• **Given task**: Copy all the records again, swapping "network-cell" for "network-usage-cell" wherever it occurs and leaving everything else unchanged.

-- Start of Data for the task --

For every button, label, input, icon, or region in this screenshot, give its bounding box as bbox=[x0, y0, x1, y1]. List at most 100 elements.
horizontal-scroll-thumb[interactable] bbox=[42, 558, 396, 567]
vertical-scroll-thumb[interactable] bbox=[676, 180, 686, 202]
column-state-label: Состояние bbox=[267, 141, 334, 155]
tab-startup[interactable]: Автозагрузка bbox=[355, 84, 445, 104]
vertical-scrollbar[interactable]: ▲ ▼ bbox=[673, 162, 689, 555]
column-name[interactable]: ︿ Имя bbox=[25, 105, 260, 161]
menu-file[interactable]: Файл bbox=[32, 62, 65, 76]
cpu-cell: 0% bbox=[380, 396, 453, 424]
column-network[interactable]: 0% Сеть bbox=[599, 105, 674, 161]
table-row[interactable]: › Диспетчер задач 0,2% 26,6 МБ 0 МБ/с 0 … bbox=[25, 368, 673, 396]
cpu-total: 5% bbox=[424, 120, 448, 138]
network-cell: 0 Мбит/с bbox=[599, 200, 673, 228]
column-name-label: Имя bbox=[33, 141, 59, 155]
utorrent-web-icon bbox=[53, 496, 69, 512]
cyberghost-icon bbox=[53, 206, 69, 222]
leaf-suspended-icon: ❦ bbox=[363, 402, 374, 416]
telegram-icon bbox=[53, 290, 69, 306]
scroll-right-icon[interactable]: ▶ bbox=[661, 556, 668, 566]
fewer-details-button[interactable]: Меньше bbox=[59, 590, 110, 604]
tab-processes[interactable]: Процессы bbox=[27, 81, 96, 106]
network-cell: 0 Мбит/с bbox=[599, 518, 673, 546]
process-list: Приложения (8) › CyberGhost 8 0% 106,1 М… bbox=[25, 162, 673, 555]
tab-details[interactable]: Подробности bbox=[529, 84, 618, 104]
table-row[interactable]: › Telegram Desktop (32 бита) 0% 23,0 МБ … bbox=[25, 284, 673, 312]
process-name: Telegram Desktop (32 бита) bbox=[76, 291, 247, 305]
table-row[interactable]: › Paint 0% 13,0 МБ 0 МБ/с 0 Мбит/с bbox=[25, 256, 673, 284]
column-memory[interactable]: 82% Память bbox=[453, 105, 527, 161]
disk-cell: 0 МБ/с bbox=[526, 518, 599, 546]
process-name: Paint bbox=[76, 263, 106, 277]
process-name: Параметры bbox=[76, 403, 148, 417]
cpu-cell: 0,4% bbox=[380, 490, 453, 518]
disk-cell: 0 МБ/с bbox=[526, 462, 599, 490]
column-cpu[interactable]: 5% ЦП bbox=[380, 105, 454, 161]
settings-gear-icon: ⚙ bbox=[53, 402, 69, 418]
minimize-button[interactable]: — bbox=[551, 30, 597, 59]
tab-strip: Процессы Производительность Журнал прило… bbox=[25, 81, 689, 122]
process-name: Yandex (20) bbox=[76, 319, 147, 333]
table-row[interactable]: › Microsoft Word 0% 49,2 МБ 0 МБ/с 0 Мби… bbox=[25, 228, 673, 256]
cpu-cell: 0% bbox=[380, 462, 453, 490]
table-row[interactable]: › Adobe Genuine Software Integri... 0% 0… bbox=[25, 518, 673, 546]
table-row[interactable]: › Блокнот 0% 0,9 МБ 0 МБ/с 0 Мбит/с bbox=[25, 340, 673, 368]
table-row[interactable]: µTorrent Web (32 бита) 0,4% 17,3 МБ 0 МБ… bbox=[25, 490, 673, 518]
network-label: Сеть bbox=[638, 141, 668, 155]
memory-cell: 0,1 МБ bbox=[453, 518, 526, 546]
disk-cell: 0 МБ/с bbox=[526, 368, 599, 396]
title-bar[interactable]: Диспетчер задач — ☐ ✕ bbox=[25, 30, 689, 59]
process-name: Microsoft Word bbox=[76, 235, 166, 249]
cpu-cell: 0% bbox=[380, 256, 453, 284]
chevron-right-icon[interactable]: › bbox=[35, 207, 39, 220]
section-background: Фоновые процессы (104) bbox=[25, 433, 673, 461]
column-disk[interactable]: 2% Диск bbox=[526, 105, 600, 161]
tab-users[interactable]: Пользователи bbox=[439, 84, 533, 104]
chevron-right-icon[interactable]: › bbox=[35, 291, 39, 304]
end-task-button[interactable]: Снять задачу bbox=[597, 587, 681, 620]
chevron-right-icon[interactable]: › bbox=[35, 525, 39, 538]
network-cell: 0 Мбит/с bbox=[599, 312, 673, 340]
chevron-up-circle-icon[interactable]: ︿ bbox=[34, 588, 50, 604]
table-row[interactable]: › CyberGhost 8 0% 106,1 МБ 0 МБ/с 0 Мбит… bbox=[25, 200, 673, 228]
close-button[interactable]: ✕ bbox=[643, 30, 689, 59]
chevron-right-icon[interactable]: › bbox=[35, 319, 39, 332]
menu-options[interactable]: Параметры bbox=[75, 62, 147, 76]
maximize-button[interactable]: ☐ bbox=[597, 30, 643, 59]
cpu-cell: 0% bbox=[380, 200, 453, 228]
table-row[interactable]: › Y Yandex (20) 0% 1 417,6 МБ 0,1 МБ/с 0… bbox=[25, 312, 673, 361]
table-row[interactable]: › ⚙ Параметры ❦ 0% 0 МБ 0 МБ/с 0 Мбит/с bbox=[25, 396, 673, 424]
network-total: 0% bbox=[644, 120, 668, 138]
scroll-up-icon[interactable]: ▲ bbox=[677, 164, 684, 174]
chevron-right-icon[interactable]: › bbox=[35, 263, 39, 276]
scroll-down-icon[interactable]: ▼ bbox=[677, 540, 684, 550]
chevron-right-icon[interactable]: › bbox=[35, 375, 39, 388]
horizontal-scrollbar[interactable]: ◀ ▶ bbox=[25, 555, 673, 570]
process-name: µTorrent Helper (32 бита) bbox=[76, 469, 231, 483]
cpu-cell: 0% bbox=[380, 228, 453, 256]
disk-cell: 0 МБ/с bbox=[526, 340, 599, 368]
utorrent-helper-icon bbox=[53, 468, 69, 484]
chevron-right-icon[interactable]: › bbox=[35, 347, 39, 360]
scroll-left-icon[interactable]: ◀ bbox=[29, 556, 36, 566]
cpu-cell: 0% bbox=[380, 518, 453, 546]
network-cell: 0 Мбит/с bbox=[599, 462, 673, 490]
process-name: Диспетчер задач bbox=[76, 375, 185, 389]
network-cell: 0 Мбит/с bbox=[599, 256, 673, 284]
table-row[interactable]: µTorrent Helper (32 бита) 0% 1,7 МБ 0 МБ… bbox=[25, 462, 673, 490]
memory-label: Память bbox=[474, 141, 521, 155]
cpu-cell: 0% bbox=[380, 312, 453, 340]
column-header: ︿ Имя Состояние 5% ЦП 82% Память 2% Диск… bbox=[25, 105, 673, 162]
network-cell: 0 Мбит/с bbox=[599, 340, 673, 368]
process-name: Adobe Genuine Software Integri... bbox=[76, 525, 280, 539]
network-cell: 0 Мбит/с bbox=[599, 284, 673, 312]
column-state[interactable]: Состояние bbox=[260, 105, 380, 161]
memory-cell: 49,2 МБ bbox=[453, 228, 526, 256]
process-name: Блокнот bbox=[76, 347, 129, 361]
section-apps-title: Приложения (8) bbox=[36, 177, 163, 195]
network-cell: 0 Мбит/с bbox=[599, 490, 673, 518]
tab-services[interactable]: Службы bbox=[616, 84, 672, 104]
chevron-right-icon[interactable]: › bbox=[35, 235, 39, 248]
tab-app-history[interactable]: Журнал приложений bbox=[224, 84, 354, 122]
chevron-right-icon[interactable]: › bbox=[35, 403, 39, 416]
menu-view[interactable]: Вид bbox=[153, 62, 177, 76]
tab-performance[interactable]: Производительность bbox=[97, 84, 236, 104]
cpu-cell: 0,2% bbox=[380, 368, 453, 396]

-- End of Data for the task --

• **Completed exercise**:
For every button, label, input, icon, or region in this screenshot, give its bounding box as bbox=[x0, y0, x1, y1]. List at most 100 elements.
horizontal-scroll-thumb[interactable] bbox=[42, 558, 396, 567]
vertical-scroll-thumb[interactable] bbox=[676, 180, 686, 202]
column-state-label: Состояние bbox=[267, 141, 334, 155]
tab-startup[interactable]: Автозагрузка bbox=[355, 84, 445, 104]
vertical-scrollbar[interactable]: ▲ ▼ bbox=[673, 162, 689, 555]
column-name[interactable]: ︿ Имя bbox=[25, 105, 260, 161]
menu-file[interactable]: Файл bbox=[32, 62, 65, 76]
cpu-cell: 0% bbox=[380, 396, 453, 424]
column-network[interactable]: 0% Сеть bbox=[599, 105, 674, 161]
table-row[interactable]: › Диспетчер задач 0,2% 26,6 МБ 0 МБ/с 0 … bbox=[25, 368, 673, 396]
cpu-total: 5% bbox=[424, 120, 448, 138]
network-usage-cell: 0 Мбит/с bbox=[599, 200, 673, 228]
column-name-label: Имя bbox=[33, 141, 59, 155]
utorrent-web-icon bbox=[53, 496, 69, 512]
cyberghost-icon bbox=[53, 206, 69, 222]
leaf-suspended-icon: ❦ bbox=[363, 402, 374, 416]
telegram-icon bbox=[53, 290, 69, 306]
scroll-right-icon[interactable]: ▶ bbox=[661, 556, 668, 566]
fewer-details-button[interactable]: Меньше bbox=[59, 590, 110, 604]
tab-processes[interactable]: Процессы bbox=[27, 81, 96, 106]
network-usage-cell: 0 Мбит/с bbox=[599, 518, 673, 546]
process-list: Приложения (8) › CyberGhost 8 0% 106,1 М… bbox=[25, 162, 673, 555]
tab-details[interactable]: Подробности bbox=[529, 84, 618, 104]
table-row[interactable]: › Telegram Desktop (32 бита) 0% 23,0 МБ … bbox=[25, 284, 673, 312]
process-name: Telegram Desktop (32 бита) bbox=[76, 291, 247, 305]
table-row[interactable]: › Paint 0% 13,0 МБ 0 МБ/с 0 Мбит/с bbox=[25, 256, 673, 284]
column-memory[interactable]: 82% Память bbox=[453, 105, 527, 161]
disk-cell: 0 МБ/с bbox=[526, 518, 599, 546]
process-name: Paint bbox=[76, 263, 106, 277]
process-name: Параметры bbox=[76, 403, 148, 417]
cpu-cell: 0,4% bbox=[380, 490, 453, 518]
disk-cell: 0 МБ/с bbox=[526, 462, 599, 490]
column-cpu[interactable]: 5% ЦП bbox=[380, 105, 454, 161]
settings-gear-icon: ⚙ bbox=[53, 402, 69, 418]
minimize-button[interactable]: — bbox=[551, 30, 597, 59]
tab-strip: Процессы Производительность Журнал прило… bbox=[25, 81, 689, 122]
process-name: Yandex (20) bbox=[76, 319, 147, 333]
table-row[interactable]: › Microsoft Word 0% 49,2 МБ 0 МБ/с 0 Мби… bbox=[25, 228, 673, 256]
cpu-cell: 0% bbox=[380, 462, 453, 490]
table-row[interactable]: › Adobe Genuine Software Integri... 0% 0… bbox=[25, 518, 673, 546]
table-row[interactable]: › Блокнот 0% 0,9 МБ 0 МБ/с 0 Мбит/с bbox=[25, 340, 673, 368]
table-row[interactable]: µTorrent Web (32 бита) 0,4% 17,3 МБ 0 МБ… bbox=[25, 490, 673, 518]
network-label: Сеть bbox=[638, 141, 668, 155]
memory-cell: 0,1 МБ bbox=[453, 518, 526, 546]
disk-cell: 0 МБ/с bbox=[526, 368, 599, 396]
title-bar[interactable]: Диспетчер задач — ☐ ✕ bbox=[25, 30, 689, 59]
process-name: Microsoft Word bbox=[76, 235, 166, 249]
cpu-cell: 0% bbox=[380, 256, 453, 284]
chevron-right-icon[interactable]: › bbox=[35, 207, 39, 220]
section-background: Фоновые процессы (104) bbox=[25, 433, 673, 461]
column-disk[interactable]: 2% Диск bbox=[526, 105, 600, 161]
tab-users[interactable]: Пользователи bbox=[439, 84, 533, 104]
chevron-right-icon[interactable]: › bbox=[35, 291, 39, 304]
end-task-button[interactable]: Снять задачу bbox=[597, 587, 681, 620]
chevron-right-icon[interactable]: › bbox=[35, 525, 39, 538]
network-usage-cell: 0 Мбит/с bbox=[599, 312, 673, 340]
chevron-up-circle-icon[interactable]: ︿ bbox=[34, 588, 50, 604]
table-row[interactable]: › CyberGhost 8 0% 106,1 МБ 0 МБ/с 0 Мбит… bbox=[25, 200, 673, 228]
close-button[interactable]: ✕ bbox=[643, 30, 689, 59]
chevron-right-icon[interactable]: › bbox=[35, 319, 39, 332]
menu-options[interactable]: Параметры bbox=[75, 62, 147, 76]
maximize-button[interactable]: ☐ bbox=[597, 30, 643, 59]
cpu-cell: 0% bbox=[380, 200, 453, 228]
table-row[interactable]: › Y Yandex (20) 0% 1 417,6 МБ 0,1 МБ/с 0… bbox=[25, 312, 673, 361]
table-row[interactable]: › ⚙ Параметры ❦ 0% 0 МБ 0 МБ/с 0 Мбит/с bbox=[25, 396, 673, 424]
network-total: 0% bbox=[644, 120, 668, 138]
scroll-up-icon[interactable]: ▲ bbox=[677, 164, 684, 174]
chevron-right-icon[interactable]: › bbox=[35, 263, 39, 276]
scroll-down-icon[interactable]: ▼ bbox=[677, 540, 684, 550]
chevron-right-icon[interactable]: › bbox=[35, 375, 39, 388]
horizontal-scrollbar[interactable]: ◀ ▶ bbox=[25, 555, 673, 570]
process-name: µTorrent Helper (32 бита) bbox=[76, 469, 231, 483]
cpu-cell: 0% bbox=[380, 228, 453, 256]
disk-cell: 0 МБ/с bbox=[526, 340, 599, 368]
utorrent-helper-icon bbox=[53, 468, 69, 484]
chevron-right-icon[interactable]: › bbox=[35, 347, 39, 360]
scroll-left-icon[interactable]: ◀ bbox=[29, 556, 36, 566]
cpu-cell: 0% bbox=[380, 518, 453, 546]
network-usage-cell: 0 Мбит/с bbox=[599, 462, 673, 490]
process-name: Диспетчер задач bbox=[76, 375, 185, 389]
network-usage-cell: 0 Мбит/с bbox=[599, 256, 673, 284]
table-row[interactable]: µTorrent Helper (32 бита) 0% 1,7 МБ 0 МБ… bbox=[25, 462, 673, 490]
memory-label: Память bbox=[474, 141, 521, 155]
cpu-cell: 0% bbox=[380, 312, 453, 340]
column-header: ︿ Имя Состояние 5% ЦП 82% Память 2% Диск… bbox=[25, 105, 673, 162]
network-usage-cell: 0 Мбит/с bbox=[599, 340, 673, 368]
process-name: Adobe Genuine Software Integri... bbox=[76, 525, 280, 539]
network-usage-cell: 0 Мбит/с bbox=[599, 284, 673, 312]
column-state[interactable]: Состояние bbox=[260, 105, 380, 161]
memory-cell: 49,2 МБ bbox=[453, 228, 526, 256]
process-name: Блокнот bbox=[76, 347, 129, 361]
section-apps-title: Приложения (8) bbox=[36, 177, 163, 195]
network-usage-cell: 0 Мбит/с bbox=[599, 490, 673, 518]
tab-services[interactable]: Службы bbox=[616, 84, 672, 104]
chevron-right-icon[interactable]: › bbox=[35, 235, 39, 248]
tab-app-history[interactable]: Журнал приложений bbox=[224, 84, 354, 122]
chevron-right-icon[interactable]: › bbox=[35, 403, 39, 416]
menu-view[interactable]: Вид bbox=[153, 62, 177, 76]
tab-performance[interactable]: Производительность bbox=[97, 84, 236, 104]
cpu-cell: 0,2% bbox=[380, 368, 453, 396]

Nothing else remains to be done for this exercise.